### Task to carry out
Return all of the data exactly as written, without the pictures.

Dataset entries
## begin

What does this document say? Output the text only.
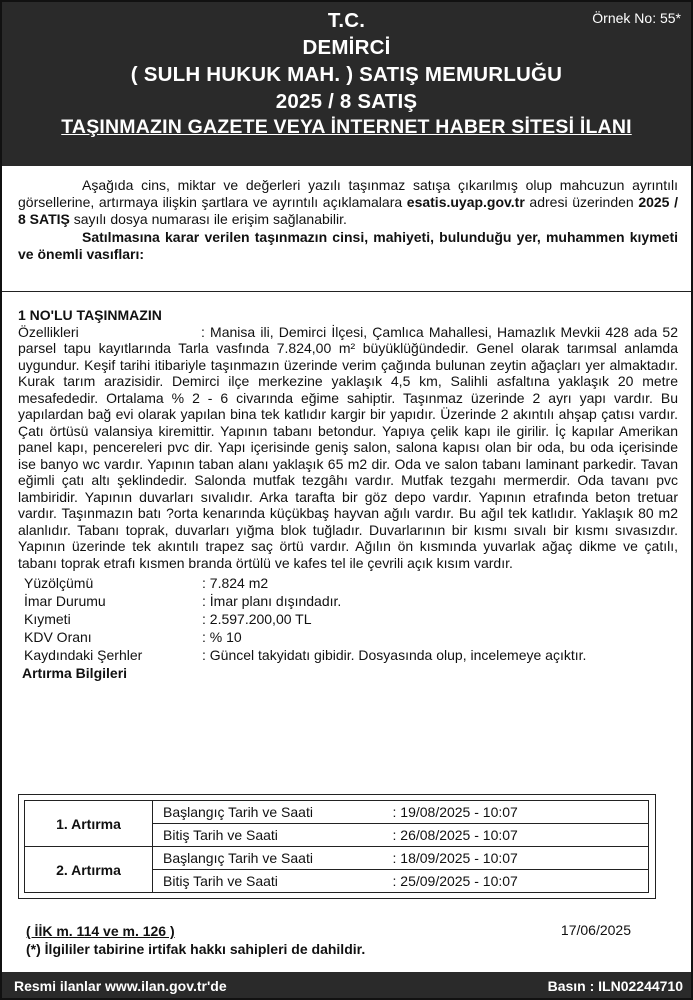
Örnek No: 55*
T.C.
DEMİRCİ
( SULH HUKUK MAH. ) SATIŞ MEMURLUĞU
2025 / 8 SATIŞ
TAŞINMAZIN GAZETE VEYA İNTERNET HABER SİTESİ İLANI

Aşağıda cins, miktar ve değerleri yazılı taşınmaz satışa çıkarılmış olup mahcuzun ayrıntılı görsellerine, artırmaya ilişkin şartlara ve ayrıntılı açıklamalara esatis.uyap.gov.tr adresi üzerinden 2025 / 8 SATIŞ sayılı dosya numarası ile erişim sağlanabilir.

Satılmasına karar verilen taşınmazın cinsi, mahiyeti, bulunduğu yer, muhammen kıymeti ve önemli vasıfları:

1 NO'LU TAŞINMAZIN
Özellikleri	: Manisa ili, Demirci İlçesi, Çamlıca Mahallesi, Hamazlık Mevkii 428 ada 52 parsel tapu kayıtlarında Tarla vasfında 7.824,00 m² büyüklüğündedir. Genel olarak tarımsal anlamda uygundur. Keşif tarihi itibariyle taşınmazın üzerinde verim çağında bulunan zeytin ağaçları yer almaktadır. Kurak tarım arazisidir. Demirci ilçe merkezine yaklaşık 4,5 km, Salihli asfaltına yaklaşık 20 metre mesafededir. Ortalama % 2 - 6 civarında eğime sahiptir. Taşınmaz üzerinde 2 ayrı yapı vardır. Bu yapılardan bağ evi olarak yapılan bina tek katlıdır kargir bir yapıdır. Üzerinde 2 akıntılı ahşap çatısı vardır. Çatı örtüsü valansiya kiremittir. Yapının tabanı betondur. Yapıya çelik kapı ile girilir. İç kapılar Amerikan panel kapı, pencereleri pvc dir. Yapı içerisinde geniş salon, salona kapısı olan bir oda, bu oda içerisinde ise banyo wc vardır. Yapının taban alanı yaklaşık 65 m2 dir. Oda ve salon tabanı laminant parkedir. Tavan eğimli çatı altı şeklindedir. Salonda mutfak tezgâhı vardır. Mutfak tezgahı mermerdir. Oda tavanı pvc lambiridir. Yapının duvarları sıvalıdır. Arka tarafta bir göz depo vardır. Yapının etrafında beton tretuar vardır. Taşınmazın batı ?orta kenarında küçükbaş hayvan ağılı vardır. Bu ağıl tek katlıdır. Yaklaşık 80 m2 alanlıdır. Tabanı toprak, duvarları yığma blok tuğladır. Duvarlarının bir kısmı sıvalı bir kısmı sıvasızdır. Yapının üzerinde tek akıntılı trapez saç örtü vardır. Ağılın ön kısmında yuvarlak ağaç dikme ve çatılı, tabanı toprak etrafı kısmen branda örtülü ve kafes tel ile çevrili açık kısım vardır.
Yüzölçümü	: 7.824 m2
İmar Durumu	: İmar planı dışındadır.
Kıymeti	: 2.597.200,00 TL
KDV Oranı	: % 10
Kaydındaki Şerhler	: Güncel takyidatı gibidir. Dosyasında olup, incelemeye açıktır.
Artırma Bilgileri
1. Artırma	Başlangıç Tarih ve Saati	: 19/08/2025 - 10:07
	Bitiş Tarih ve Saati	: 26/08/2025 - 10:07
2. Artırma	Başlangıç Tarih ve Saati	: 18/09/2025 - 10:07
	Bitiş Tarih ve Saati	: 25/09/2025 - 10:07
( İİK m. 114 ve m. 126 )
(*) İlgililer tabirine irtifak hakkı sahipleri de dahildir.
17/06/2025
Resmi ilanlar www.ilan.gov.tr'de	Basın : ILN02244710
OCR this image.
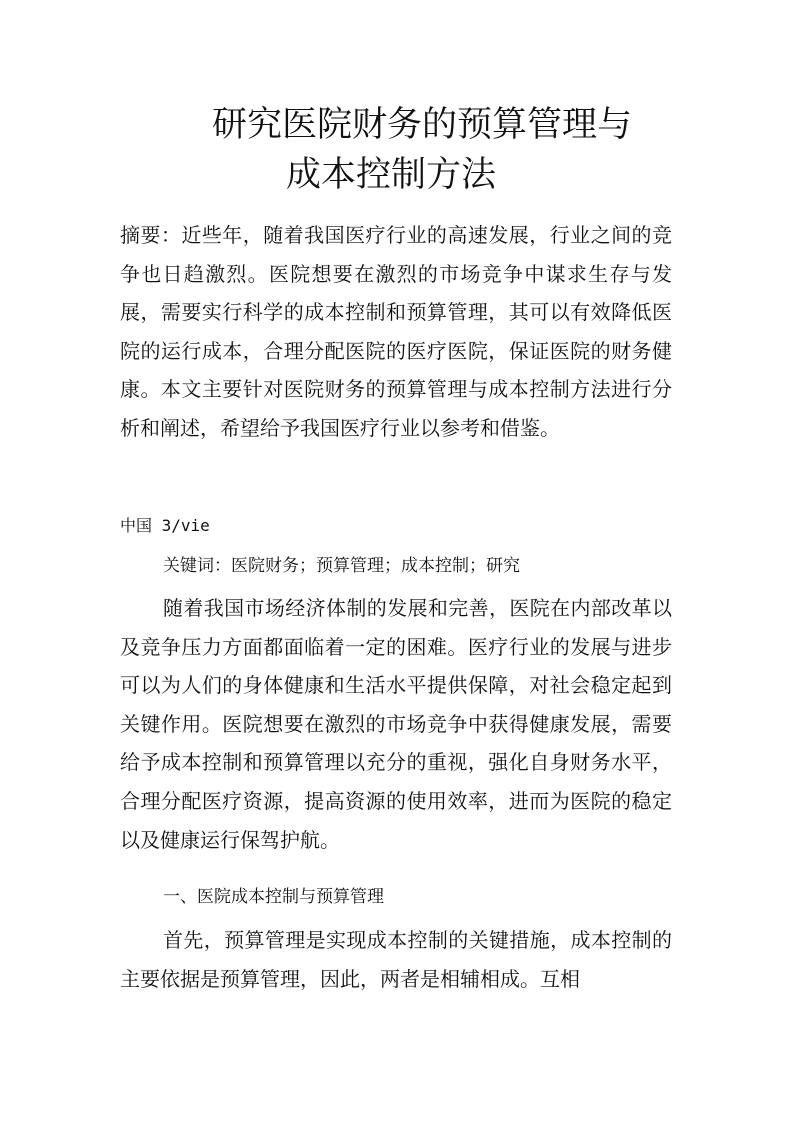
研究医院财务的预算管理与
成本控制方法

摘要：近些年，随着我国医疗行业的高速发展，行业之间的竞争也日趋激烈。医院想要在激烈的市场竞争中谋求生存与发展，需要实行科学的成本控制和预算管理，其可以有效降低医院的运行成本，合理分配医院的医疗医院，保证医院的财务健康。本文主要针对医院财务的预算管理与成本控制方法进行分析和阐述，希望给予我国医疗行业以参考和借鉴。

中国 3/vie
关键词：医院财务；预算管理；成本控制；研究

随着我国市场经济体制的发展和完善，医院在内部改革以及竞争压力方面都面临着一定的困难。医疗行业的发展与进步可以为人们的身体健康和生活水平提供保障，对社会稳定起到关键作用。医院想要在激烈的市场竞争中获得健康发展，需要给予成本控制和预算管理以充分的重视，强化自身财务水平，合理分配医疗资源，提高资源的使用效率，进而为医院的稳定以及健康运行保驾护航。

一、医院成本控制与预算管理

首先，预算管理是实现成本控制的关键措施，成本控制的主要依据是预算管理，因此，两者是相辅相成。互相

## end

### Solved exercise
What does this document say? Output the text only.
Örnek No: 55*
T.C.
DEMİRCİ
( SULH HUKUK MAH. ) SATIŞ MEMURLUĞU
2025 / 8 SATIŞ
TAŞINMAZIN GAZETE VEYA İNTERNET HABER SİTESİ İLANI

Aşağıda cins, miktar ve değerleri yazılı taşınmaz satışa çıkarılmış olup mahcuzun ayrıntılı görsellerine, artırmaya ilişkin şartlara ve ayrıntılı açıklamalara esatis.uyap.gov.tr adresi üzerinden 2025 / 8 SATIŞ sayılı dosya numarası ile erişim sağlanabilir.

Satılmasına karar verilen taşınmazın cinsi, mahiyeti, bulunduğu yer, muhammen kıymeti ve önemli vasıfları:

1 NO'LU TAŞINMAZIN
Özellikleri	: Manisa ili, Demirci İlçesi, Çamlıca Mahallesi, Hamazlık Mevkii 428 ada 52 parsel tapu kayıtlarında Tarla vasfında 7.824,00 m² büyüklüğündedir. Genel olarak tarımsal anlamda uygundur. Keşif tarihi itibariyle taşınmazın üzerinde verim çağında bulunan zeytin ağaçları yer almaktadır. Kurak tarım arazisidir. Demirci ilçe merkezine yaklaşık 4,5 km, Salihli asfaltına yaklaşık 20 metre mesafededir. Ortalama % 2 - 6 civarında eğime sahiptir. Taşınmaz üzerinde 2 ayrı yapı vardır. Bu yapılardan bağ evi olarak yapılan bina tek katlıdır kargir bir yapıdır. Üzerinde 2 akıntılı ahşap çatısı vardır. Çatı örtüsü valansiya kiremittir. Yapının tabanı betondur. Yapıya çelik kapı ile girilir. İç kapılar Amerikan panel kapı, pencereleri pvc dir. Yapı içerisinde geniş salon, salona kapısı olan bir oda, bu oda içerisinde ise banyo wc vardır. Yapının taban alanı yaklaşık 65 m2 dir. Oda ve salon tabanı laminant parkedir. Tavan eğimli çatı altı şeklindedir. Salonda mutfak tezgâhı vardır. Mutfak tezgahı mermerdir. Oda tavanı pvc lambiridir. Yapının duvarları sıvalıdır. Arka tarafta bir göz depo vardır. Yapının etrafında beton tretuar vardır. Taşınmazın batı ?orta kenarında küçükbaş hayvan ağılı vardır. Bu ağıl tek katlıdır. Yaklaşık 80 m2 alanlıdır. Tabanı toprak, duvarları yığma blok tuğladır. Duvarlarının bir kısmı sıvalı bir kısmı sıvasızdır. Yapının üzerinde tek akıntılı trapez saç örtü vardır. Ağılın ön kısmında yuvarlak ağaç dikme ve çatılı, tabanı toprak etrafı kısmen branda örtülü ve kafes tel ile çevrili açık kısım vardır.
Yüzölçümü	: 7.824 m2
İmar Durumu	: İmar planı dışındadır.
Kıymeti	: 2.597.200,00 TL
KDV Oranı	: % 10
Kaydındaki Şerhler	: Güncel takyidatı gibidir. Dosyasında olup, incelemeye açıktır.
Artırma Bilgileri
1. Artırma	Başlangıç Tarih ve Saati	: 19/08/2025 - 10:07
	Bitiş Tarih ve Saati	: 26/08/2025 - 10:07
2. Artırma	Başlangıç Tarih ve Saati	: 18/09/2025 - 10:07
	Bitiş Tarih ve Saati	: 25/09/2025 - 10:07
( İİK m. 114 ve m. 126 )
(*) İlgililer tabirine irtifak hakkı sahipleri de dahildir.
17/06/2025
Resmi ilanlar www.ilan.gov.tr'de	Basın : ILN02244710
OCR this image.
研究医院财务的预算管理与
成本控制方法

摘要：近些年，随着我国医疗行业的高速发展，行业之间的竞争也日趋激烈。医院想要在激烈的市场竞争中谋求生存与发展，需要实行科学的成本控制和预算管理，其可以有效降低医院的运行成本，合理分配医院的医疗医院，保证医院的财务健康。本文主要针对医院财务的预算管理与成本控制方法进行分析和阐述，希望给予我国医疗行业以参考和借鉴。

中国 3/vie
关键词：医院财务；预算管理；成本控制；研究

随着我国市场经济体制的发展和完善，医院在内部改革以及竞争压力方面都面临着一定的困难。医疗行业的发展与进步可以为人们的身体健康和生活水平提供保障，对社会稳定起到关键作用。医院想要在激烈的市场竞争中获得健康发展，需要给予成本控制和预算管理以充分的重视，强化自身财务水平，合理分配医疗资源，提高资源的使用效率，进而为医院的稳定以及健康运行保驾护航。

一、医院成本控制与预算管理

首先，预算管理是实现成本控制的关键措施，成本控制的主要依据是预算管理，因此，两者是相辅相成。互相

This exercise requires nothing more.